Et non au risque d’en décevoir quelques-uns, le Community management n’a pas jailli de la terre au moment où  les gens ont commencé à en parler. En réalité, les graines avaient déjà été semées bien avant que la question « qu’est-ce que le web2.0 ? » n’apparaisse sur un forum.

Aux prémices d’une volonté d’échanges et de partage sur la toile, ce sont les forums (ou IRC pour les nostalgiques) des jeux-vidéos en ligne qui ont vu les premiers « modérateurs »  gérer les communautés. Ils veillaient au bon fonctionnement des plateformes, au respect des règles et dialoguaient sans compter les heures. Au fil des années, les entreprises sont venues à se questionner sur ces plateformes. Les premiers directeurs ont alors décidé d’entrer en contact avec leurs clients pour satisfaire le plus grand nombre, même les plus réticents. Le but étant de trouver un équilibre entre identité numérique (l’image que l’on souhaite véhiculer) et la réputation numérique (ce que l’on pense de nous).

+ + + + + + +

→ **Consignes**
1 - Indiquez si chacune des affirmations suivantes concorde avec l'extrait sur les origines du community management, en répondant par oui ou par non et en citant à l'identique les mots qui tranchent.
(a) Les premiers modérateurs sont apparus sur les forums de jeux vidéo en ligne.
(b) Le community management est né au moment où les gens ont commencé à en parler.
(c) Les premiers directeurs cherchaient à satisfaire uniquement les clients déjà conquis.
2 - D'après l'extrait sur les origines du community management, que recouvre la réputation numérique ?

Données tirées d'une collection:
+ + + + + + +

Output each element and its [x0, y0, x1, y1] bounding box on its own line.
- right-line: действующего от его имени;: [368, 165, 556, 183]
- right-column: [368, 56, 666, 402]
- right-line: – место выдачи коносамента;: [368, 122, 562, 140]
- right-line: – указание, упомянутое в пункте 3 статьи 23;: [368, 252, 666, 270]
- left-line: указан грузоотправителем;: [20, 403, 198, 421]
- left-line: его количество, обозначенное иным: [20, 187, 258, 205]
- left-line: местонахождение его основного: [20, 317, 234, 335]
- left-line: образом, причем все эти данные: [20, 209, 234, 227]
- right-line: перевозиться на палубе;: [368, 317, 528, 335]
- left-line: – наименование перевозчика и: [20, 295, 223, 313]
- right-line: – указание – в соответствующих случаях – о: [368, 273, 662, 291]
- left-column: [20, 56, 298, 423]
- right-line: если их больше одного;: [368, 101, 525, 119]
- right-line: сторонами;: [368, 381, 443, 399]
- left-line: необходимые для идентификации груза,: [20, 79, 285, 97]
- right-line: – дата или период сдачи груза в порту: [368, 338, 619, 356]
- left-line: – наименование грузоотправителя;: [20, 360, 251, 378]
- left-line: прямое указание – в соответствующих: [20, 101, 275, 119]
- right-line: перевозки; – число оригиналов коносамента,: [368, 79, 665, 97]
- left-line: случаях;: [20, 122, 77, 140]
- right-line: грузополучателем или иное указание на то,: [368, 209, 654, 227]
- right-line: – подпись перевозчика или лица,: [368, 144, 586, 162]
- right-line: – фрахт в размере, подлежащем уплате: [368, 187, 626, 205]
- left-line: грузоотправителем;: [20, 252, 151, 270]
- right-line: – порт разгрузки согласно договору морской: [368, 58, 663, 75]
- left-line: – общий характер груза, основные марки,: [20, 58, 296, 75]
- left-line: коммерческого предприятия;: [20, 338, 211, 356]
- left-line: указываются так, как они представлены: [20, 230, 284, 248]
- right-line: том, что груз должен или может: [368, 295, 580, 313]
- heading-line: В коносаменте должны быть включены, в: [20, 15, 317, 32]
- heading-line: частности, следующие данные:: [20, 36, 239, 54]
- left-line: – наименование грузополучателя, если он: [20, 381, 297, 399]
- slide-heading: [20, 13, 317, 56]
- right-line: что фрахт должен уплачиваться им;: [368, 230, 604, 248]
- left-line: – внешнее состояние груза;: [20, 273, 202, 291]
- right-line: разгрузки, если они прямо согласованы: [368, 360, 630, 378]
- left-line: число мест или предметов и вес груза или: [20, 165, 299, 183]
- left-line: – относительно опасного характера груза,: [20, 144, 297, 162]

+ + + + + + +

→ **Réponses complètes**
1 -
(a) Oui : « ce sont les forums (ou IRC pour les nostalgiques) des jeux-vidéos en ligne qui ont vu les premiers « modérateurs » gérer les communautés ».
(b) Non : « le Community management n’a pas jailli de la terre ».
(c) Non : « pour satisfaire le plus grand nombre, même les plus réticents ».

2 - Ce que l’on pense de nous.